• Data for this task:
• • •

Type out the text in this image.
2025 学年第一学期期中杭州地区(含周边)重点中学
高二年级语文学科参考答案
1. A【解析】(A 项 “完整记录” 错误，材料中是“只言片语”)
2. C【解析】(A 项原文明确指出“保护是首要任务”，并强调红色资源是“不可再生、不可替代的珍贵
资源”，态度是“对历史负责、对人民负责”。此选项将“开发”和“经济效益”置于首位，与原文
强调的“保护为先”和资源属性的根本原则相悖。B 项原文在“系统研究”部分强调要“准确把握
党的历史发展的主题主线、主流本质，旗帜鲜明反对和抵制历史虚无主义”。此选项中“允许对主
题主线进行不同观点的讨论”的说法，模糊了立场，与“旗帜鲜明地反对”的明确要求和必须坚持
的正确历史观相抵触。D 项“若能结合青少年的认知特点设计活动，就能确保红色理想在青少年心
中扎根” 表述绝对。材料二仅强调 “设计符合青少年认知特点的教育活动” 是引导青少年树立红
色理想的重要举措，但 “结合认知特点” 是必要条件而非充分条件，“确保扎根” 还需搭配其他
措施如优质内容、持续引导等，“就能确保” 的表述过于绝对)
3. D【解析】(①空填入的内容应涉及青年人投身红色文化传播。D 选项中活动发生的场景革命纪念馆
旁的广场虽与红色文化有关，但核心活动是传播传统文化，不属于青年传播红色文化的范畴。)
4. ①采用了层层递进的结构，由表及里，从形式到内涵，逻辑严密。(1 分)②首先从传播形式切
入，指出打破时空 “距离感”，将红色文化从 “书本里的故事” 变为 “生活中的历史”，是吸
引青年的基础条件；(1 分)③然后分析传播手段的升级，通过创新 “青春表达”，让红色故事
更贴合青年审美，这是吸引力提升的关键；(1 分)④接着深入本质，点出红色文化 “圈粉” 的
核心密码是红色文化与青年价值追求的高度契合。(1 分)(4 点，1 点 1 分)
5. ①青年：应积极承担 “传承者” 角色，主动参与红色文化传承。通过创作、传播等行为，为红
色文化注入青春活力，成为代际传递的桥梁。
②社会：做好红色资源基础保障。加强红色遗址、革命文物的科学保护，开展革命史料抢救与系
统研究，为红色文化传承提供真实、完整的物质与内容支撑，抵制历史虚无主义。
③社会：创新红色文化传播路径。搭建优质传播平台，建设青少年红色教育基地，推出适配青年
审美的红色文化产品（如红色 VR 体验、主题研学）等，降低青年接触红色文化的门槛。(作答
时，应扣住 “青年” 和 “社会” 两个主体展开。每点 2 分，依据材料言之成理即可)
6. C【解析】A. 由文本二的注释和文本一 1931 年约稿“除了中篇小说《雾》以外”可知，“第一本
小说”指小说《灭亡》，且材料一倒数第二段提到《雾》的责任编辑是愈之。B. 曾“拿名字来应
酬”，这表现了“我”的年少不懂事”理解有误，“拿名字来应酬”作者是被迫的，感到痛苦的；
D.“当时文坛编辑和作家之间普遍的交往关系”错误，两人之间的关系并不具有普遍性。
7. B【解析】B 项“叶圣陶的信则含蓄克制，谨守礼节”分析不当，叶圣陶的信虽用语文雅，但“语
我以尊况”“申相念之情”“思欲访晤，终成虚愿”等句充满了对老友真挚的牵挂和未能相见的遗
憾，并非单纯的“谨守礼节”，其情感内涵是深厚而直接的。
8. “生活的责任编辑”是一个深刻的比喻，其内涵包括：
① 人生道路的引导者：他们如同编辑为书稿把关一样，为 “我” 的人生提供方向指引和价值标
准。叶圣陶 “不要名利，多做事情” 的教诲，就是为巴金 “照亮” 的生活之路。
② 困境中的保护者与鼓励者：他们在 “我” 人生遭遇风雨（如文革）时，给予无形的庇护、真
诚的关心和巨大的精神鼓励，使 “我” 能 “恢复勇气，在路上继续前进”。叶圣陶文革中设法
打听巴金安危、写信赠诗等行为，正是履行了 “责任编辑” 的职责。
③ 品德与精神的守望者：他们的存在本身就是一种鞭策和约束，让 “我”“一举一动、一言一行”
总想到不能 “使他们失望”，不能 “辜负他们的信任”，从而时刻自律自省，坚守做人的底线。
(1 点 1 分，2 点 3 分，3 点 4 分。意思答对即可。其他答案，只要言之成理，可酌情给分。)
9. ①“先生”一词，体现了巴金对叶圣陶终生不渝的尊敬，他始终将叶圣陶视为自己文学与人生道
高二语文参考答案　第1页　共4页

• • •

• The exercise: Extract each record, keeping it identical to the original.

• Result for this task:
Type out the text in this image.
2025 学年第一学期期中杭州地区(含周边)重点中学
高二年级语文学科参考答案
1. A【解析】(A 项 “完整记录” 错误，材料中是“只言片语”)
2. C【解析】(A 项原文明确指出“保护是首要任务”，并强调红色资源是“不可再生、不可替代的珍贵
资源”，态度是“对历史负责、对人民负责”。此选项将“开发”和“经济效益”置于首位，与原文
强调的“保护为先”和资源属性的根本原则相悖。B 项原文在“系统研究”部分强调要“准确把握
党的历史发展的主题主线、主流本质，旗帜鲜明反对和抵制历史虚无主义”。此选项中“允许对主
题主线进行不同观点的讨论”的说法，模糊了立场，与“旗帜鲜明地反对”的明确要求和必须坚持
的正确历史观相抵触。D 项“若能结合青少年的认知特点设计活动，就能确保红色理想在青少年心
中扎根” 表述绝对。材料二仅强调 “设计符合青少年认知特点的教育活动” 是引导青少年树立红
色理想的重要举措，但 “结合认知特点” 是必要条件而非充分条件，“确保扎根” 还需搭配其他
措施如优质内容、持续引导等，“就能确保” 的表述过于绝对)
3. D【解析】(①空填入的内容应涉及青年人投身红色文化传播。D 选项中活动发生的场景革命纪念馆
旁的广场虽与红色文化有关，但核心活动是传播传统文化，不属于青年传播红色文化的范畴。)
4. ①采用了层层递进的结构，由表及里，从形式到内涵，逻辑严密。(1 分)②首先从传播形式切
入，指出打破时空 “距离感”，将红色文化从 “书本里的故事” 变为 “生活中的历史”，是吸
引青年的基础条件；(1 分)③然后分析传播手段的升级，通过创新 “青春表达”，让红色故事
更贴合青年审美，这是吸引力提升的关键；(1 分)④接着深入本质，点出红色文化 “圈粉” 的
核心密码是红色文化与青年价值追求的高度契合。(1 分)(4 点，1 点 1 分)
5. ①青年：应积极承担 “传承者” 角色，主动参与红色文化传承。通过创作、传播等行为，为红
色文化注入青春活力，成为代际传递的桥梁。
②社会：做好红色资源基础保障。加强红色遗址、革命文物的科学保护，开展革命史料抢救与系
统研究，为红色文化传承提供真实、完整的物质与内容支撑，抵制历史虚无主义。
③社会：创新红色文化传播路径。搭建优质传播平台，建设青少年红色教育基地，推出适配青年
审美的红色文化产品（如红色 VR 体验、主题研学）等，降低青年接触红色文化的门槛。(作答
时，应扣住 “青年” 和 “社会” 两个主体展开。每点 2 分，依据材料言之成理即可)
6. C【解析】A. 由文本二的注释和文本一 1931 年约稿“除了中篇小说《雾》以外”可知，“第一本
小说”指小说《灭亡》，且材料一倒数第二段提到《雾》的责任编辑是愈之。B. 曾“拿名字来应
酬”，这表现了“我”的年少不懂事”理解有误，“拿名字来应酬”作者是被迫的，感到痛苦的；
D.“当时文坛编辑和作家之间普遍的交往关系”错误，两人之间的关系并不具有普遍性。
7. B【解析】B 项“叶圣陶的信则含蓄克制，谨守礼节”分析不当，叶圣陶的信虽用语文雅，但“语
我以尊况”“申相念之情”“思欲访晤，终成虚愿”等句充满了对老友真挚的牵挂和未能相见的遗
憾，并非单纯的“谨守礼节”，其情感内涵是深厚而直接的。
8. “生活的责任编辑”是一个深刻的比喻，其内涵包括：
① 人生道路的引导者：他们如同编辑为书稿把关一样，为 “我” 的人生提供方向指引和价值标
准。叶圣陶 “不要名利，多做事情” 的教诲，就是为巴金 “照亮” 的生活之路。
② 困境中的保护者与鼓励者：他们在 “我” 人生遭遇风雨（如文革）时，给予无形的庇护、真
诚的关心和巨大的精神鼓励，使 “我” 能 “恢复勇气，在路上继续前进”。叶圣陶文革中设法
打听巴金安危、写信赠诗等行为，正是履行了 “责任编辑” 的职责。
③ 品德与精神的守望者：他们的存在本身就是一种鞭策和约束，让 “我”“一举一动、一言一行”
总想到不能 “使他们失望”，不能 “辜负他们的信任”，从而时刻自律自省，坚守做人的底线。
(1 点 1 分，2 点 3 分，3 点 4 分。意思答对即可。其他答案，只要言之成理，可酌情给分。)
9. ①“先生”一词，体现了巴金对叶圣陶终生不渝的尊敬，他始终将叶圣陶视为自己文学与人生道
高二语文参考答案　第1页　共4页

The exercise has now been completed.